→ **Available data**

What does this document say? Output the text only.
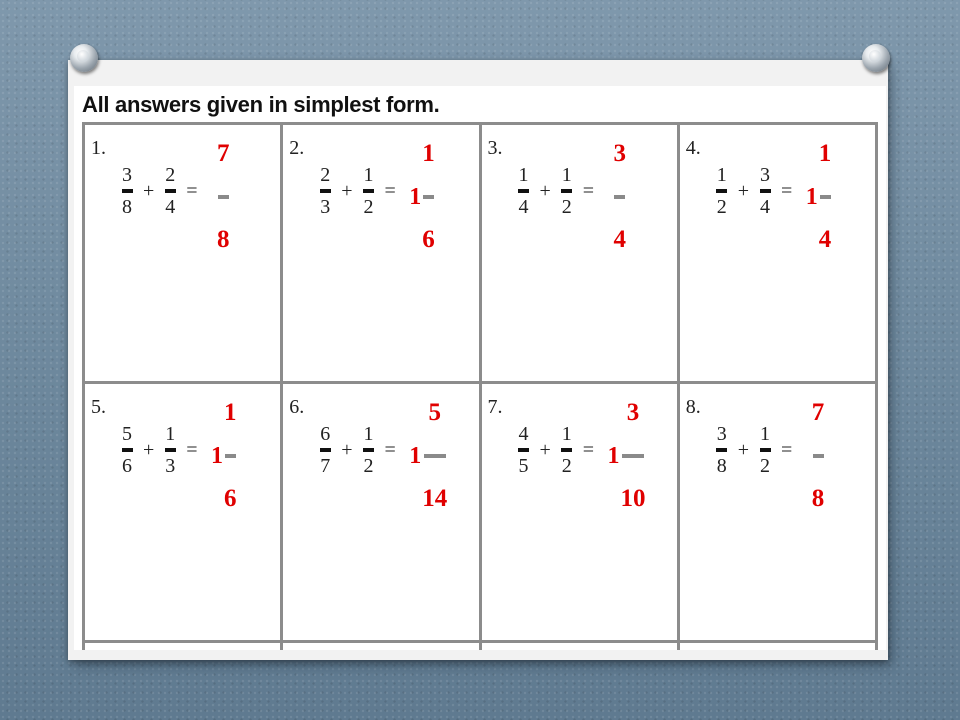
All answers given in simplest form.
1.
$\frac{3}{8} + \frac{2}{4}$ =
7
8
2.
$\frac{2}{3} + \frac{1}{2} = 1$
1
6
3.
$\frac{1}{4} + \frac{1}{2}$ =
3
4
4.
$\frac{1}{2} + \frac{3}{4} = 1$
1
4
5.
$\frac{5}{6} + \frac{1}{3} = 1$
1
6
6.
$\frac{6}{7} + \frac{1}{2} = 1$
5
14
7.
$\frac{4}{5} + \frac{1}{2} = 1$
3
10
8.
$\frac{3}{8} + \frac{1}{2}$ =
7
8
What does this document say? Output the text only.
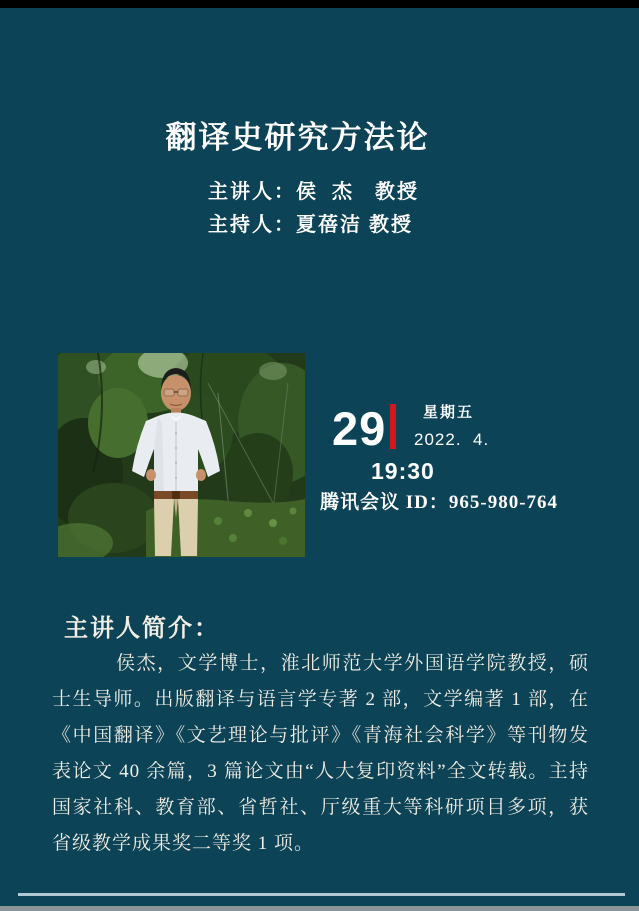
翻译史研究方法论
主讲人：侯  杰   教授
主持人：夏蓓洁 教授
29 星期五
2022.  4.
19:30
腾讯会议 ID：965-980-764
主讲人简介：

侯杰，文学博士，淮北师范大学外国语学院教授，硕士生导师。出版翻译与语言学专著 2 部，文学编著 1 部，在《中国翻译》《文艺理论与批评》《青海社会科学》等刊物发表论文 40 余篇，3 篇论文由“人大复印资料”全文转载。主持国家社科、教育部、省哲社、厅级重大等科研项目多项，获省级教学成果奖二等奖 1 项。
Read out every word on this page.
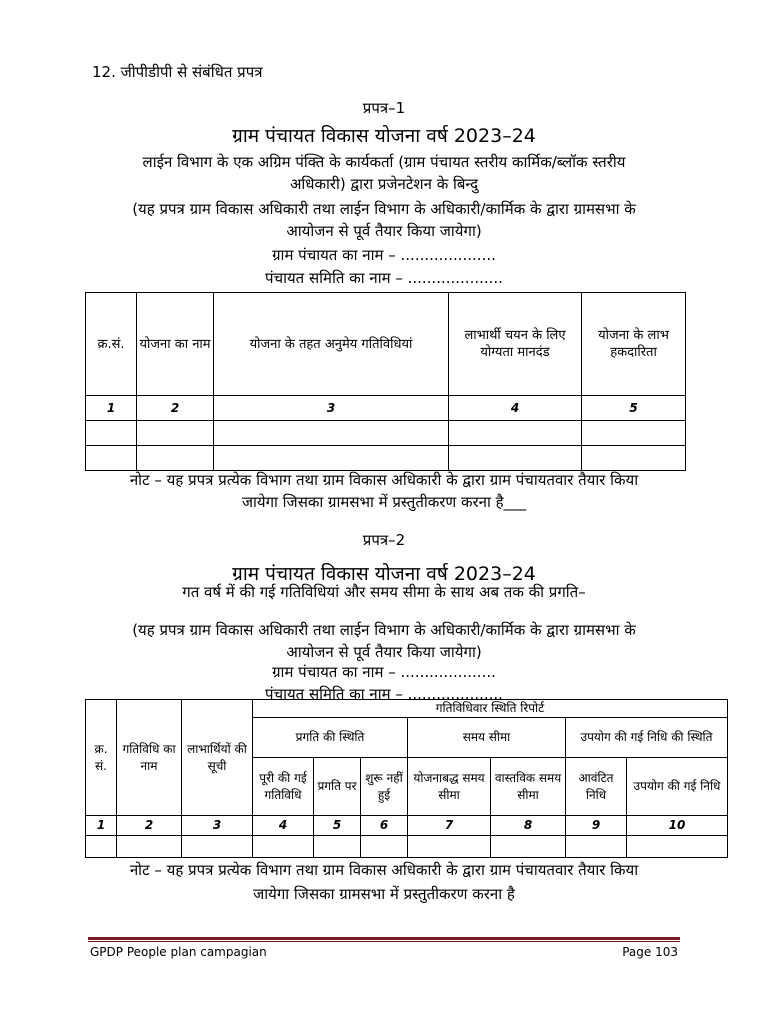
12. जीपीडीपी से संबंधित प्रपत्र
प्रपत्र–1
ग्राम पंचायत विकास योजना वर्ष 2023–24
लाईन विभाग के एक अग्रिम पंक्ति के कार्यकर्ता (ग्राम पंचायत स्तरीय कार्मिक/ब्लॉक स्तरीय
अधिकारी) द्वारा प्रजेनटेशन के बिन्दु
(यह प्रपत्र ग्राम विकास अधिकारी तथा लाईन विभाग के अधिकारी/कार्मिक के द्वारा ग्रामसभा के
आयोजन से पूर्व तैयार किया जायेगा)
ग्राम पंचायत का नाम – ....................
पंचायत समिति का नाम – ....................
क्र.सं.	योजना का नाम	योजना के तहत अनुमेय गतिविधियां	लाभार्थी चयन के लिए योग्यता मानदंड	योजना के लाभ हकदारिता
1	2	3	4	5

नोट – यह प्रपत्र प्रत्येक विभाग तथा ग्राम विकास अधिकारी के द्वारा ग्राम पंचायतवार तैयार किया
जायेगा जिसका ग्रामसभा में प्रस्तुतीकरण करना है___
प्रपत्र–2
ग्राम पंचायत विकास योजना वर्ष 2023–24
गत वर्ष में की गई गतिविधियां और समय सीमा के साथ अब तक की प्रगति–
(यह प्रपत्र ग्राम विकास अधिकारी तथा लाईन विभाग के अधिकारी/कार्मिक के द्वारा ग्रामसभा के
आयोजन से पूर्व तैयार किया जायेगा)
ग्राम पंचायत का नाम – ....................
पंचायत समिति का नाम – ....................
क्र. सं.	गतिविधि का नाम	लाभार्थियों की सूची	गतिविधिवार स्थिति रिपोर्ट						
			प्रगति की स्थिति			समय सीमा		उपयोग की गई निधि की स्थिति	
			पूरी की गई गतिविधि	प्रगति पर	शुरू नहीं हुई	योजनाबद्ध समय सीमा	वास्तविक समय सीमा	आवंटित निधि	उपयोग की गई निधि
1	2	3	4	5	6	7	8	9	10

नोट – यह प्रपत्र प्रत्येक विभाग तथा ग्राम विकास अधिकारी के द्वारा ग्राम पंचायतवार तैयार किया
जायेगा जिसका ग्रामसभा में प्रस्तुतीकरण करना है
GPDP People plan campagian	Page 103
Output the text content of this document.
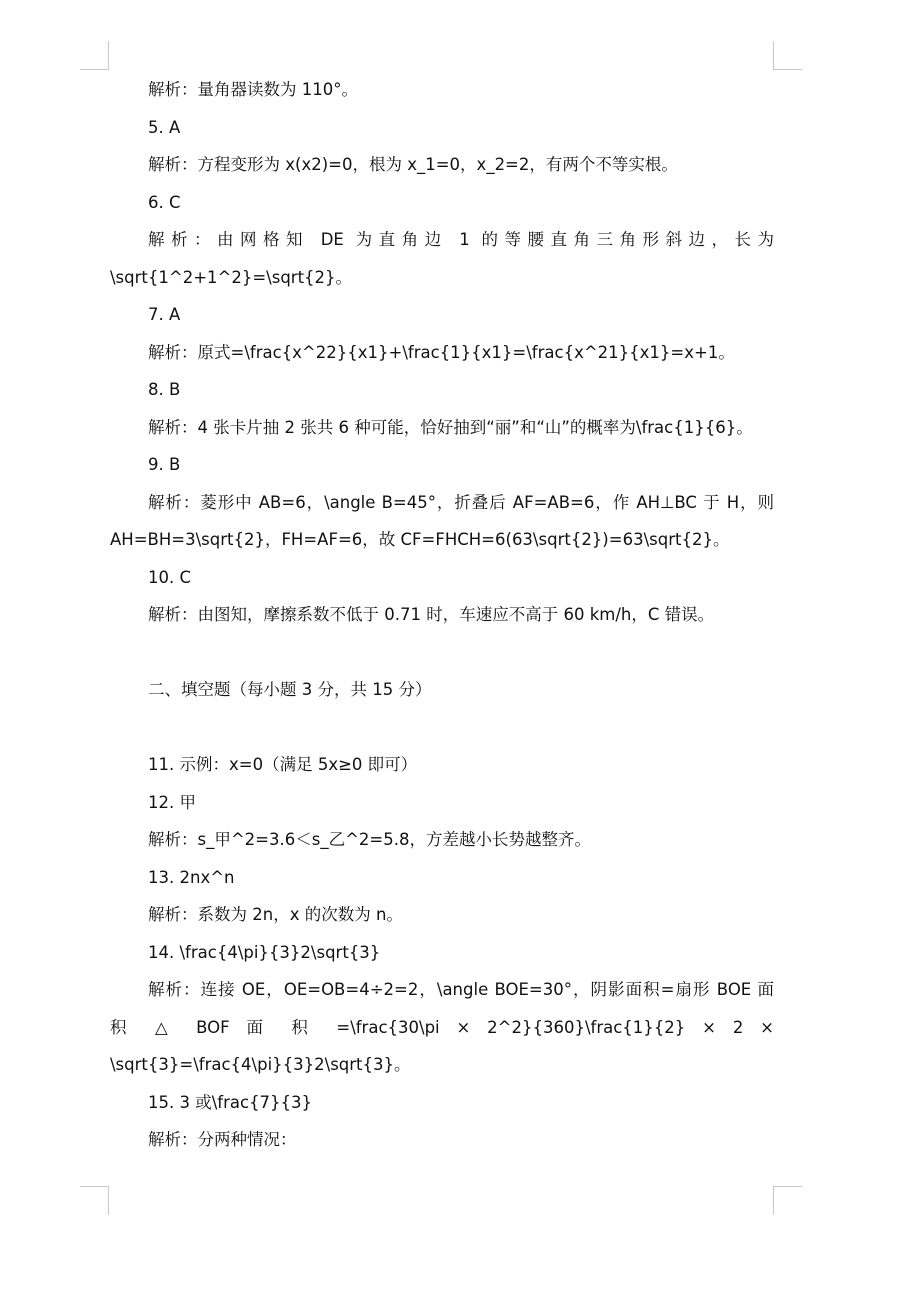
解析：量角器读数为 110°。
5. A
解析：方程变形为 x(x2)=0，根为 x_1=0，x_2=2，有两个不等实根。
6. C
解析：由网格知 DE 为直角边 1 的等腰直角三角形斜边，长为
\sqrt{1^2+1^2}=\sqrt{2}。
7. A
解析：原式=\frac{x^22}{x1}+\frac{1}{x1}=\frac{x^21}{x1}=x+1。
8. B
解析：4 张卡片抽 2 张共 6 种可能，恰好抽到“丽”和“山”的概率为\frac{1}{6}。
9. B
解析：菱形中 AB=6，\angle B=45°，折叠后 AF=AB=6，作 AH⊥BC 于 H，则
AH=BH=3\sqrt{2}，FH=AF=6，故 CF=FHCH=6(63\sqrt{2})=63\sqrt{2}。
10. C
解析：由图知，摩擦系数不低于 0.71 时，车速应不高于 60 km/h，C 错误。
二、填空题（每小题 3 分，共 15 分）
11. 示例：x=0（满足 5x≥0 即可）
12. 甲
解析：s_甲^2=3.6＜s_乙^2=5.8，方差越小长势越整齐。
13. 2nx^n
解析：系数为 2n，x 的次数为 n。
14. \frac{4\pi}{3}2\sqrt{3}
解析：连接 OE，OE=OB=4÷2=2，\angle BOE=30°，阴影面积=扇形 BOE 面
积 △ BOF 面 积 =\frac{30\pi × 2^2}{360}\frac{1}{2} × 2 ×
\sqrt{3}=\frac{4\pi}{3}2\sqrt{3}。
15. 3 或\frac{7}{3}
解析：分两种情况：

→ **Request**
Write out the entries above word for word. Do not include the pictures.

→ **Solution to this task**
What does this document say? Output the text only.
All answers given in simplest form.
1.
$\frac{3}{8} + \frac{2}{4}$ =
7
8
2.
$\frac{2}{3} + \frac{1}{2} = 1$
1
6
3.
$\frac{1}{4} + \frac{1}{2}$ =
3
4
4.
$\frac{1}{2} + \frac{3}{4} = 1$
1
4
5.
$\frac{5}{6} + \frac{1}{3} = 1$
1
6
6.
$\frac{6}{7} + \frac{1}{2} = 1$
5
14
7.
$\frac{4}{5} + \frac{1}{2} = 1$
3
10
8.
$\frac{3}{8} + \frac{1}{2}$ =
7
8
What does this document say? Output the text only.
翻译史研究方法论
主讲人：侯  杰   教授
主持人：夏蓓洁 教授
29 星期五
2022.  4.
19:30
腾讯会议 ID：965-980-764
主讲人简介：

侯杰，文学博士，淮北师范大学外国语学院教授，硕士生导师。出版翻译与语言学专著 2 部，文学编著 1 部，在《中国翻译》《文艺理论与批评》《青海社会科学》等刊物发表论文 40 余篇，3 篇论文由“人大复印资料”全文转载。主持国家社科、教育部、省哲社、厅级重大等科研项目多项，获省级教学成果奖二等奖 1 项。
Read out every word on this page.
12. जीपीडीपी से संबंधित प्रपत्र
प्रपत्र–1
ग्राम पंचायत विकास योजना वर्ष 2023–24
लाईन विभाग के एक अग्रिम पंक्ति के कार्यकर्ता (ग्राम पंचायत स्तरीय कार्मिक/ब्लॉक स्तरीय
अधिकारी) द्वारा प्रजेनटेशन के बिन्दु
(यह प्रपत्र ग्राम विकास अधिकारी तथा लाईन विभाग के अधिकारी/कार्मिक के द्वारा ग्रामसभा के
आयोजन से पूर्व तैयार किया जायेगा)
ग्राम पंचायत का नाम – ....................
पंचायत समिति का नाम – ....................
क्र.सं.	योजना का नाम	योजना के तहत अनुमेय गतिविधियां	लाभार्थी चयन के लिए योग्यता मानदंड	योजना के लाभ हकदारिता
1	2	3	4	5

नोट – यह प्रपत्र प्रत्येक विभाग तथा ग्राम विकास अधिकारी के द्वारा ग्राम पंचायतवार तैयार किया
जायेगा जिसका ग्रामसभा में प्रस्तुतीकरण करना है___
प्रपत्र–2
ग्राम पंचायत विकास योजना वर्ष 2023–24
गत वर्ष में की गई गतिविधियां और समय सीमा के साथ अब तक की प्रगति–
(यह प्रपत्र ग्राम विकास अधिकारी तथा लाईन विभाग के अधिकारी/कार्मिक के द्वारा ग्रामसभा के
आयोजन से पूर्व तैयार किया जायेगा)
ग्राम पंचायत का नाम – ....................
पंचायत समिति का नाम – ....................
क्र. सं.	गतिविधि का नाम	लाभार्थियों की सूची	गतिविधिवार स्थिति रिपोर्ट						
			प्रगति की स्थिति			समय सीमा		उपयोग की गई निधि की स्थिति	
			पूरी की गई गतिविधि	प्रगति पर	शुरू नहीं हुई	योजनाबद्ध समय सीमा	वास्तविक समय सीमा	आवंटित निधि	उपयोग की गई निधि
1	2	3	4	5	6	7	8	9	10

नोट – यह प्रपत्र प्रत्येक विभाग तथा ग्राम विकास अधिकारी के द्वारा ग्राम पंचायतवार तैयार किया
जायेगा जिसका ग्रामसभा में प्रस्तुतीकरण करना है
GPDP People plan campagian	Page 103
Output the text content of this document.
解析：量角器读数为 110°。
5. A
解析：方程变形为 x(x2)=0，根为 x_1=0，x_2=2，有两个不等实根。
6. C
解析：由网格知 DE 为直角边 1 的等腰直角三角形斜边，长为
\sqrt{1^2+1^2}=\sqrt{2}。
7. A
解析：原式=\frac{x^22}{x1}+\frac{1}{x1}=\frac{x^21}{x1}=x+1。
8. B
解析：4 张卡片抽 2 张共 6 种可能，恰好抽到“丽”和“山”的概率为\frac{1}{6}。
9. B
解析：菱形中 AB=6，\angle B=45°，折叠后 AF=AB=6，作 AH⊥BC 于 H，则
AH=BH=3\sqrt{2}，FH=AF=6，故 CF=FHCH=6(63\sqrt{2})=63\sqrt{2}。
10. C
解析：由图知，摩擦系数不低于 0.71 时，车速应不高于 60 km/h，C 错误。
二、填空题（每小题 3 分，共 15 分）
11. 示例：x=0（满足 5x≥0 即可）
12. 甲
解析：s_甲^2=3.6＜s_乙^2=5.8，方差越小长势越整齐。
13. 2nx^n
解析：系数为 2n，x 的次数为 n。
14. \frac{4\pi}{3}2\sqrt{3}
解析：连接 OE，OE=OB=4÷2=2，\angle BOE=30°，阴影面积=扇形 BOE 面
积 △ BOF 面 积 =\frac{30\pi × 2^2}{360}\frac{1}{2} × 2 ×
\sqrt{3}=\frac{4\pi}{3}2\sqrt{3}。
15. 3 或\frac{7}{3}
解析：分两种情况：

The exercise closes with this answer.